
  1. We’ll be using this first oscillator as our sub-oscillator, se set the waveform to Pulse. This particular oscillator behaves differently from the others, as the Phase dial is used to adjust the pulse width rather than the phase. Set it to 280 degrees to add some important harmonics above the fundamental for a meatier sound. (Syn3.mp3).

  1. We don’t want all that midrange and brightness in our sub-oscillator, so pull the Tone down to 35 for a mellower, more bassy sound. The Tone dial lets us filter out the harmonics for each individual oscillator without having to use up one of the two that are available per layer (Syn4.mp3).

  1. We’ll use glide to get that lazy pitch bending effect between notes. Click the Mono and Legato buttons in the Layer section, then the S button next to the Glide dial. Set the Glide time to around 110ms to get a rapid but noticeable lag in pitch when each note is pressed. (Syn5.mp3).

  1. Now turn on Oscillator 2. The default waveform is a saw (Default Saw.mp3), but if you have a look through the waveform list you’ll see a number of see waves. This one is quite bassy, but we’ll use the saw wave from the Single Cycle Waveforms category as it has a flatter spectral shape, and so sounds brighter and bolder. (Syn6.mp3).

  1. Now for the keystone of our patch. We’ll use phase modulation on Oscillator 2, so set its Src to M1 (the first modulator). Notice how the timbre instantly changes to something more modern and exciting than the more ‘vanilla’ analogue waveforms. Oscillator FM modulation is a powerful tool for sculpting futuristic spectral shapes. (Syn7.mp3).

---------------

_Exercise instructions_
Return, word for word, the passage of the synthesizer tutorial starting with "1. We’ll use" and going on through "and bolder. (Syn6.mp3).".

---------------

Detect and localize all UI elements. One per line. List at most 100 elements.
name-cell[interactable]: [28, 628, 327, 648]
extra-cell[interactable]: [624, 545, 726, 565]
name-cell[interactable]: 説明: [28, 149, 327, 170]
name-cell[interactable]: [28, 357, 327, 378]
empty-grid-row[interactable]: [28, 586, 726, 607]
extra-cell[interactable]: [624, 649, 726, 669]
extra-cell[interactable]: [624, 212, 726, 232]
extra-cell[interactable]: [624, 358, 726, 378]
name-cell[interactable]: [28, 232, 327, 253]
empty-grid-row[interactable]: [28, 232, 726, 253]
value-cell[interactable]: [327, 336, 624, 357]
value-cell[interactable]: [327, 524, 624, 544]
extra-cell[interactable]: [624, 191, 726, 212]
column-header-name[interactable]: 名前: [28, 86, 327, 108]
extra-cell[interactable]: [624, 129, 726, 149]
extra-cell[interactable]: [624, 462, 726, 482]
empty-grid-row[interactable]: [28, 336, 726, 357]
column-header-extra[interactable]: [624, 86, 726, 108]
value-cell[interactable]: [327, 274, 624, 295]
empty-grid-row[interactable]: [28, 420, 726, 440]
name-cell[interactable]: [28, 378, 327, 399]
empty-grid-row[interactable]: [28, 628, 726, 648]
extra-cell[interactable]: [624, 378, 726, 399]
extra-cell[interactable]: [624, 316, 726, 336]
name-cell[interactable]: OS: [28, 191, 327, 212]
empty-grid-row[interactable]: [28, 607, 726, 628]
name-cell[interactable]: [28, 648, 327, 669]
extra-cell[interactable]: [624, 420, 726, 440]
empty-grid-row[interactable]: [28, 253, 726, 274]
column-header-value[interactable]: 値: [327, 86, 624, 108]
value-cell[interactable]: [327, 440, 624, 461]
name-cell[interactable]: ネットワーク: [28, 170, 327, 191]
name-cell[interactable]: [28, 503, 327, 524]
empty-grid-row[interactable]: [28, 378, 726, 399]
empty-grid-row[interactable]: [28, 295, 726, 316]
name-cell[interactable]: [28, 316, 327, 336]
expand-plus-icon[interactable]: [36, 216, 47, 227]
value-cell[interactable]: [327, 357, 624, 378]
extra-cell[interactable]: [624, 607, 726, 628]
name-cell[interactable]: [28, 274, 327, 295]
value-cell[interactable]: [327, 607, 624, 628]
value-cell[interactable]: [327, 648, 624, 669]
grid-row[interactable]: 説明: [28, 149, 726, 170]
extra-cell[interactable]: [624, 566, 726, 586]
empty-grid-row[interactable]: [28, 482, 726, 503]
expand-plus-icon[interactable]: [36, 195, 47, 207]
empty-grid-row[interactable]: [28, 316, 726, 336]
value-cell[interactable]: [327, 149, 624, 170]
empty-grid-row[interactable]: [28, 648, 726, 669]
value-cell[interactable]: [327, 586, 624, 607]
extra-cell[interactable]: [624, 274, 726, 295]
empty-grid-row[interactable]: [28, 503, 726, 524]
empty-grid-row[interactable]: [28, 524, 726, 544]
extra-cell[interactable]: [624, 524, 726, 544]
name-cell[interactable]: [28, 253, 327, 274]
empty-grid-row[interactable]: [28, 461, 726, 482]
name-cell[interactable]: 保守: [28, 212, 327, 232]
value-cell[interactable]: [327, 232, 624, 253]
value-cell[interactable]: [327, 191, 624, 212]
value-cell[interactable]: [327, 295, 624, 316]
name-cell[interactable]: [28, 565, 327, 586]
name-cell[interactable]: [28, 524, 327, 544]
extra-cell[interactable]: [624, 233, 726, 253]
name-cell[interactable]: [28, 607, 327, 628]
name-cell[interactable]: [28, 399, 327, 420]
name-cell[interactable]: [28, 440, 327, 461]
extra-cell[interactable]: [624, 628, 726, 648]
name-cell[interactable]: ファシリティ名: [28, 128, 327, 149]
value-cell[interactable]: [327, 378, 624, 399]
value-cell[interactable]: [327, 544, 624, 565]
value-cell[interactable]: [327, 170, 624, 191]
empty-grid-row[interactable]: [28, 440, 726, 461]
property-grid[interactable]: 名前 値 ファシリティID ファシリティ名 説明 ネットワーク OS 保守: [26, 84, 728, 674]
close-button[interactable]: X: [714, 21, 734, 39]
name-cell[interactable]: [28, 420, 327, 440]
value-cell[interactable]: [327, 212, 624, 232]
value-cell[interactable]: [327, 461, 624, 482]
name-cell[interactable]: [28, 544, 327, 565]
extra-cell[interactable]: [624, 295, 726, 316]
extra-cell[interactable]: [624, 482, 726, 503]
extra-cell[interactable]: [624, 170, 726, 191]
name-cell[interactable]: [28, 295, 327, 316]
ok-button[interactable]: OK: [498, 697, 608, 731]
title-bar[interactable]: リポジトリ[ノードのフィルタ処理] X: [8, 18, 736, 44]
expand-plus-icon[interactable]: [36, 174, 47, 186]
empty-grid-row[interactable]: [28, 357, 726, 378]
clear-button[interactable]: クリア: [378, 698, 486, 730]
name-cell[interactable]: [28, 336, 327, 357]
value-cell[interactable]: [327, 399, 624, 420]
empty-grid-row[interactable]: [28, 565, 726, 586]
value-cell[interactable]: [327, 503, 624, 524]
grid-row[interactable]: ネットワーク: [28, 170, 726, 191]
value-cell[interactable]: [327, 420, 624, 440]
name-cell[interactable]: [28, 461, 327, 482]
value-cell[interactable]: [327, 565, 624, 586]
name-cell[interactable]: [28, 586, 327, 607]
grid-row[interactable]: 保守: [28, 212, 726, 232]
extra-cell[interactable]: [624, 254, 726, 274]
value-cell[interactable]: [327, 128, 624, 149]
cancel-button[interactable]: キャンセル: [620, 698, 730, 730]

---------------

_Response area_
1. We’ll use glide to get that lazy pitch bending effect between notes. Click the Mono and Legato buttons in the Layer section, then the S button next to the Glide dial. Set the Glide time to around 110ms to get a rapid but noticeable lag in pitch when each note is pressed. (Syn5.mp3).

  1. Now turn on Oscillator 2. The default waveform is a saw (Default Saw.mp3), but if you have a look through the waveform list you’ll see a number of see waves. This one is quite bassy, but we’ll use the saw wave from the Single Cycle Waveforms category as it has a flatter spectral shape, and so sounds brighter and bolder. (Syn6.mp3).